### YOUR INSTRUCTIONS
Copy the lines that follow, keeping every character the same.

=== GIVEN DATA ===

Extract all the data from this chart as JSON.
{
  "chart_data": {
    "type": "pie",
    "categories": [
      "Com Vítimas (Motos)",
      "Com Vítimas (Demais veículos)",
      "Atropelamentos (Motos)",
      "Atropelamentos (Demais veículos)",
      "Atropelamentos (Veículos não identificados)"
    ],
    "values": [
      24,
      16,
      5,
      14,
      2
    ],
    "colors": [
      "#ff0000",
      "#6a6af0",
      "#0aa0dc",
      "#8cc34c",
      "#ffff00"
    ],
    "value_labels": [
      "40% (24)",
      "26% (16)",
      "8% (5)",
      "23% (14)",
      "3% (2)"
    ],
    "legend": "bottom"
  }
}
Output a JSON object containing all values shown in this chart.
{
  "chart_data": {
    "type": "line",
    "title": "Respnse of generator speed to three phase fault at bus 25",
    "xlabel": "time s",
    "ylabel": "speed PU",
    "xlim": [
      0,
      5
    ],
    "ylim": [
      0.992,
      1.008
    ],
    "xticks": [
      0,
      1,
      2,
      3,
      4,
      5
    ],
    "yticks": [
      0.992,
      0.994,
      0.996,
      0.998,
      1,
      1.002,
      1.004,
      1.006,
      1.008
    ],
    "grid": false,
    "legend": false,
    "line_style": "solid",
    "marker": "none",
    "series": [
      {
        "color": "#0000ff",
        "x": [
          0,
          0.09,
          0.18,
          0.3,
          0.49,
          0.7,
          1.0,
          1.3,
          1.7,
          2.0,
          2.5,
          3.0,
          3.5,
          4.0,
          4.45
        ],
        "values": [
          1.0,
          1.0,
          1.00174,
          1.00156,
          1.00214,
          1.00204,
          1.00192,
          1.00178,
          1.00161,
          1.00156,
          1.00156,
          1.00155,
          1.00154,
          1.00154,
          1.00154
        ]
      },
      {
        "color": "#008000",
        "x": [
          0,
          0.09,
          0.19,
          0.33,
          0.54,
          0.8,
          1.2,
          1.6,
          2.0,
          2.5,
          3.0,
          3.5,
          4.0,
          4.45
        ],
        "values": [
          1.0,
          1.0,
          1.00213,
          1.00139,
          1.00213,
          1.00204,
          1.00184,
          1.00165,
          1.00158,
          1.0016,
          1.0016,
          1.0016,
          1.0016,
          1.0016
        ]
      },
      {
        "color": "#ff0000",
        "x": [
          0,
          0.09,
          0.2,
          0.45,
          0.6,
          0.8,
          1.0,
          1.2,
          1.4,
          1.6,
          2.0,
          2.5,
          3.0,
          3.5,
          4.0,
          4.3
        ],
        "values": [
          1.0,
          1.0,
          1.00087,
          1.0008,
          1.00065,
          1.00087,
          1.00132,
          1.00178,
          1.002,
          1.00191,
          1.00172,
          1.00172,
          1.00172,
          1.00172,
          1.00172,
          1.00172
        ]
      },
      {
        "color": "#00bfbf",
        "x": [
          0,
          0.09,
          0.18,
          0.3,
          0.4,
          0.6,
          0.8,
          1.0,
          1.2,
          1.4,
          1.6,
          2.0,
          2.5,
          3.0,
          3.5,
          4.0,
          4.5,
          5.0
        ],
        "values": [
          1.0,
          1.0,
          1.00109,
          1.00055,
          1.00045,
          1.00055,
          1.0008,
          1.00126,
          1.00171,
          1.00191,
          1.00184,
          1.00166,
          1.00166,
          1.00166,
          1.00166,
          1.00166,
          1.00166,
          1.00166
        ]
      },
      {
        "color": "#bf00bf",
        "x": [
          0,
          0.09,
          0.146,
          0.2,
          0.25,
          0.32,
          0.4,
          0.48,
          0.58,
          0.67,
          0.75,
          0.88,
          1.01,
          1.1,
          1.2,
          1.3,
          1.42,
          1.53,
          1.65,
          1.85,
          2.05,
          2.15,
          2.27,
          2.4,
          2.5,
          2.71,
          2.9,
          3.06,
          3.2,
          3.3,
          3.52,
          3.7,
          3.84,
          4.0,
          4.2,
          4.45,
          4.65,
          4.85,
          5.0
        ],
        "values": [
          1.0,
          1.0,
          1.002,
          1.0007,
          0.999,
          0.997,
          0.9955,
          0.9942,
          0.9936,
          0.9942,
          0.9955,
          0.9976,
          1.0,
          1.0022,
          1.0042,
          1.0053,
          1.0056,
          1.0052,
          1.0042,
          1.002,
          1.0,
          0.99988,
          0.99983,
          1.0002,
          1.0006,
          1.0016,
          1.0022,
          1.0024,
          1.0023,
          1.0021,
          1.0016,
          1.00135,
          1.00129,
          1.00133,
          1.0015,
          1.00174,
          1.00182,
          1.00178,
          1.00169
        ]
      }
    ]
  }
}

===

### OUTPUT BELOW
Extract all the data from this chart as JSON.
{
  "chart_data": {
    "type": "pie",
    "categories": [
      "Com Vítimas (Motos)",
      "Com Vítimas (Demais veículos)",
      "Atropelamentos (Motos)",
      "Atropelamentos (Demais veículos)",
      "Atropelamentos (Veículos não identificados)"
    ],
    "values": [
      24,
      16,
      5,
      14,
      2
    ],
    "colors": [
      "#ff0000",
      "#6a6af0",
      "#0aa0dc",
      "#8cc34c",
      "#ffff00"
    ],
    "value_labels": [
      "40% (24)",
      "26% (16)",
      "8% (5)",
      "23% (14)",
      "3% (2)"
    ],
    "legend": "bottom"
  }
}
Output a JSON object containing all values shown in this chart.
{
  "chart_data": {
    "type": "line",
    "title": "Respnse of generator speed to three phase fault at bus 25",
    "xlabel": "time s",
    "ylabel": "speed PU",
    "xlim": [
      0,
      5
    ],
    "ylim": [
      0.992,
      1.008
    ],
    "xticks": [
      0,
      1,
      2,
      3,
      4,
      5
    ],
    "yticks": [
      0.992,
      0.994,
      0.996,
      0.998,
      1,
      1.002,
      1.004,
      1.006,
      1.008
    ],
    "grid": false,
    "legend": false,
    "line_style": "solid",
    "marker": "none",
    "series": [
      {
        "color": "#0000ff",
        "x": [
          0,
          0.09,
          0.18,
          0.3,
          0.49,
          0.7,
          1.0,
          1.3,
          1.7,
          2.0,
          2.5,
          3.0,
          3.5,
          4.0,
          4.45
        ],
        "values": [
          1.0,
          1.0,
          1.00174,
          1.00156,
          1.00214,
          1.00204,
          1.00192,
          1.00178,
          1.00161,
          1.00156,
          1.00156,
          1.00155,
          1.00154,
          1.00154,
          1.00154
        ]
      },
      {
        "color": "#008000",
        "x": [
          0,
          0.09,
          0.19,
          0.33,
          0.54,
          0.8,
          1.2,
          1.6,
          2.0,
          2.5,
          3.0,
          3.5,
          4.0,
          4.45
        ],
        "values": [
          1.0,
          1.0,
          1.00213,
          1.00139,
          1.00213,
          1.00204,
          1.00184,
          1.00165,
          1.00158,
          1.0016,
          1.0016,
          1.0016,
          1.0016,
          1.0016
        ]
      },
      {
        "color": "#ff0000",
        "x": [
          0,
          0.09,
          0.2,
          0.45,
          0.6,
          0.8,
          1.0,
          1.2,
          1.4,
          1.6,
          2.0,
          2.5,
          3.0,
          3.5,
          4.0,
          4.3
        ],
        "values": [
          1.0,
          1.0,
          1.00087,
          1.0008,
          1.00065,
          1.00087,
          1.00132,
          1.00178,
          1.002,
          1.00191,
          1.00172,
          1.00172,
          1.00172,
          1.00172,
          1.00172,
          1.00172
        ]
      },
      {
        "color": "#00bfbf",
        "x": [
          0,
          0.09,
          0.18,
          0.3,
          0.4,
          0.6,
          0.8,
          1.0,
          1.2,
          1.4,
          1.6,
          2.0,
          2.5,
          3.0,
          3.5,
          4.0,
          4.5,
          5.0
        ],
        "values": [
          1.0,
          1.0,
          1.00109,
          1.00055,
          1.00045,
          1.00055,
          1.0008,
          1.00126,
          1.00171,
          1.00191,
          1.00184,
          1.00166,
          1.00166,
          1.00166,
          1.00166,
          1.00166,
          1.00166,
          1.00166
        ]
      },
      {
        "color": "#bf00bf",
        "x": [
          0,
          0.09,
          0.146,
          0.2,
          0.25,
          0.32,
          0.4,
          0.48,
          0.58,
          0.67,
          0.75,
          0.88,
          1.01,
          1.1,
          1.2,
          1.3,
          1.42,
          1.53,
          1.65,
          1.85,
          2.05,
          2.15,
          2.27,
          2.4,
          2.5,
          2.71,
          2.9,
          3.06,
          3.2,
          3.3,
          3.52,
          3.7,
          3.84,
          4.0,
          4.2,
          4.45,
          4.65,
          4.85,
          5.0
        ],
        "values": [
          1.0,
          1.0,
          1.002,
          1.0007,
          0.999,
          0.997,
          0.9955,
          0.9942,
          0.9936,
          0.9942,
          0.9955,
          0.9976,
          1.0,
          1.0022,
          1.0042,
          1.0053,
          1.0056,
          1.0052,
          1.0042,
          1.002,
          1.0,
          0.99988,
          0.99983,
          1.0002,
          1.0006,
          1.0016,
          1.0022,
          1.0024,
          1.0023,
          1.0021,
          1.0016,
          1.00135,
          1.00129,
          1.00133,
          1.0015,
          1.00174,
          1.00182,
          1.00178,
          1.00169
        ]
      }
    ]
  }
}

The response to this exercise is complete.